### Task instructions
Using the data below, copy every line that contains the word "color".

(Records from a dataset)
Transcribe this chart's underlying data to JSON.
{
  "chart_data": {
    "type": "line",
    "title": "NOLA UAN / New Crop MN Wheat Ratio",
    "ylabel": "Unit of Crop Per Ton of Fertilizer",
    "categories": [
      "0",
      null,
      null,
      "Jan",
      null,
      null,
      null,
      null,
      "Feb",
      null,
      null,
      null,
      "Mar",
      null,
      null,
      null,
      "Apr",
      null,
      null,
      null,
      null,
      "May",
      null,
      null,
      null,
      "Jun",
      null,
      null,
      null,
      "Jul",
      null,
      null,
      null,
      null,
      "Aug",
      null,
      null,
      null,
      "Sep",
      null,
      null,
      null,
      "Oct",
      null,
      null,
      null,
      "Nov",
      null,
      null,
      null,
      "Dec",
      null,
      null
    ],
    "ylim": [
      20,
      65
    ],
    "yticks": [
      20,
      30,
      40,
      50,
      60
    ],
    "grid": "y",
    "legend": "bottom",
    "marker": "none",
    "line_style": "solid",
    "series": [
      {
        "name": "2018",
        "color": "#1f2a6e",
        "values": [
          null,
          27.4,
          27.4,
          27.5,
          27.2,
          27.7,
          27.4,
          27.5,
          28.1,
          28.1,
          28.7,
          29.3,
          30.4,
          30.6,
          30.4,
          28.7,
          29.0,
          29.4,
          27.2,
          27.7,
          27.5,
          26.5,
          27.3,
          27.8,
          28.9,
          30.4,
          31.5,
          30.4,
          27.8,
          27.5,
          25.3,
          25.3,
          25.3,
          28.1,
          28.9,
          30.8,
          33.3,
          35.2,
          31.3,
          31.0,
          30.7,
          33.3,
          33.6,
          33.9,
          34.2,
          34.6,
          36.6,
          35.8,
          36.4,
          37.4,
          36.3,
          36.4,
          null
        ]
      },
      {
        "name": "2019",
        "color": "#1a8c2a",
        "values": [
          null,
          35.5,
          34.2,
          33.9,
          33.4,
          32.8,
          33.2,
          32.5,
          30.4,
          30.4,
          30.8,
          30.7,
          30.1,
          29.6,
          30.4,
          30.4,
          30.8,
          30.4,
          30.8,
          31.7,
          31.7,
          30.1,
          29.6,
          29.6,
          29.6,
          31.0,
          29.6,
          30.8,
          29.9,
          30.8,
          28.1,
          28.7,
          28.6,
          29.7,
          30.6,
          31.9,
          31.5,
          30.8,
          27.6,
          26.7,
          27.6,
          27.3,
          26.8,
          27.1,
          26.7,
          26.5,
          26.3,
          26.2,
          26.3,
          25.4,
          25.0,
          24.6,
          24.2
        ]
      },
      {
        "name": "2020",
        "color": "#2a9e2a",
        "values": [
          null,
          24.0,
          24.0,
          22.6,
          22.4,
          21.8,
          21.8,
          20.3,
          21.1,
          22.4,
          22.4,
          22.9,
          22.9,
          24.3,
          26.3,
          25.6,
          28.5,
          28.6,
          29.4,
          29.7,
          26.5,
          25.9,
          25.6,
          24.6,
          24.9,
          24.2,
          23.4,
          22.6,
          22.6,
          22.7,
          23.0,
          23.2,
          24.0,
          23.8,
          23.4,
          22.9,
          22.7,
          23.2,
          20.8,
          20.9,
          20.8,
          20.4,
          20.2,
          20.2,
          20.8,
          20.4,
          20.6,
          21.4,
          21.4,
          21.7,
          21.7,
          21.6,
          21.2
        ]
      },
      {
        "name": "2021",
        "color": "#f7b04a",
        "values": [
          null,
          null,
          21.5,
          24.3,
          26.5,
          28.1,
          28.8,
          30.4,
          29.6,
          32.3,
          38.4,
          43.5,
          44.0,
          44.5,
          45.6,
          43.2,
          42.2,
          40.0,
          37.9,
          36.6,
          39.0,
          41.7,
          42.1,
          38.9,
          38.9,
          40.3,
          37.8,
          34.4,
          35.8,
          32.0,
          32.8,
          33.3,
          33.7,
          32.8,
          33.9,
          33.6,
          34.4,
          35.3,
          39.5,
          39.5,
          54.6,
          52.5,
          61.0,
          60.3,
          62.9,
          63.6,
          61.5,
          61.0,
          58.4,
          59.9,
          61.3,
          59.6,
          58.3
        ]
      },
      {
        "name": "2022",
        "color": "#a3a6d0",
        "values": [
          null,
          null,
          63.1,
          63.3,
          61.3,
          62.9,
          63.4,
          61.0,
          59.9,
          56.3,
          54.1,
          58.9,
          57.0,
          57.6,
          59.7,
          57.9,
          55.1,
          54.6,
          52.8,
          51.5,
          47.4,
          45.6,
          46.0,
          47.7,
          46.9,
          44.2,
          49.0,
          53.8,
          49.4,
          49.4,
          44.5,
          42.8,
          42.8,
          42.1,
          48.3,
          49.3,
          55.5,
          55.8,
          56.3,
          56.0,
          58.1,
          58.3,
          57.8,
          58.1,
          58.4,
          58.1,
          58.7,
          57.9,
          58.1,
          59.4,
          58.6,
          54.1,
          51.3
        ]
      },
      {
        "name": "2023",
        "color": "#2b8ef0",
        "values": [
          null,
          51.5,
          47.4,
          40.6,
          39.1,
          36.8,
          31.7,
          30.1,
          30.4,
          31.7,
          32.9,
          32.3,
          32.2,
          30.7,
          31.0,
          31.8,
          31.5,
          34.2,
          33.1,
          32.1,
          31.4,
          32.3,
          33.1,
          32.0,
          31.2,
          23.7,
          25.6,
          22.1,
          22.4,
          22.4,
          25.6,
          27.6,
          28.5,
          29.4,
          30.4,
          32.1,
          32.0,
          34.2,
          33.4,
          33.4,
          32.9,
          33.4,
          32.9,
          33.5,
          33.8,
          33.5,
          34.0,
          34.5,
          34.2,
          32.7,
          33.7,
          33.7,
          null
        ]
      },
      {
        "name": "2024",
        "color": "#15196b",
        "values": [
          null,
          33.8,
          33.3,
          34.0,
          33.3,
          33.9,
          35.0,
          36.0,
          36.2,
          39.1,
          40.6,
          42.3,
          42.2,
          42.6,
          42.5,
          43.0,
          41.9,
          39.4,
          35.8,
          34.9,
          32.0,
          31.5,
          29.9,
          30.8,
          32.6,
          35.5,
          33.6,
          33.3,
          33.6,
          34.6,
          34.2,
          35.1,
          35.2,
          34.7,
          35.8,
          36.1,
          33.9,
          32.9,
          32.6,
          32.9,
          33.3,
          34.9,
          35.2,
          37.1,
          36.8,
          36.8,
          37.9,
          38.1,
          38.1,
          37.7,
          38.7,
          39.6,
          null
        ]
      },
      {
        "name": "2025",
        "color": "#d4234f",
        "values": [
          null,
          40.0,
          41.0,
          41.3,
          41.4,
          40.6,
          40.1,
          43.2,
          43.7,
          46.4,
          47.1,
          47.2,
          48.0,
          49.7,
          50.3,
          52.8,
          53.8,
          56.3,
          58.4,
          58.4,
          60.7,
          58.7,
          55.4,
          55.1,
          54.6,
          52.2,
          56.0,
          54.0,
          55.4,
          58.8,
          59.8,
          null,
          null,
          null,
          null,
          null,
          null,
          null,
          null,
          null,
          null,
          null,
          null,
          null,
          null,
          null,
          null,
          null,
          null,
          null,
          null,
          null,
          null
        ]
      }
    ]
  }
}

### Task answer
        "color": "#1f2a6e",
        "color": "#1a8c2a",
        "color": "#2a9e2a",
        "color": "#f7b04a",
        "color": "#a3a6d0",
        "color": "#2b8ef0",
        "color": "#15196b",
        "color": "#d4234f",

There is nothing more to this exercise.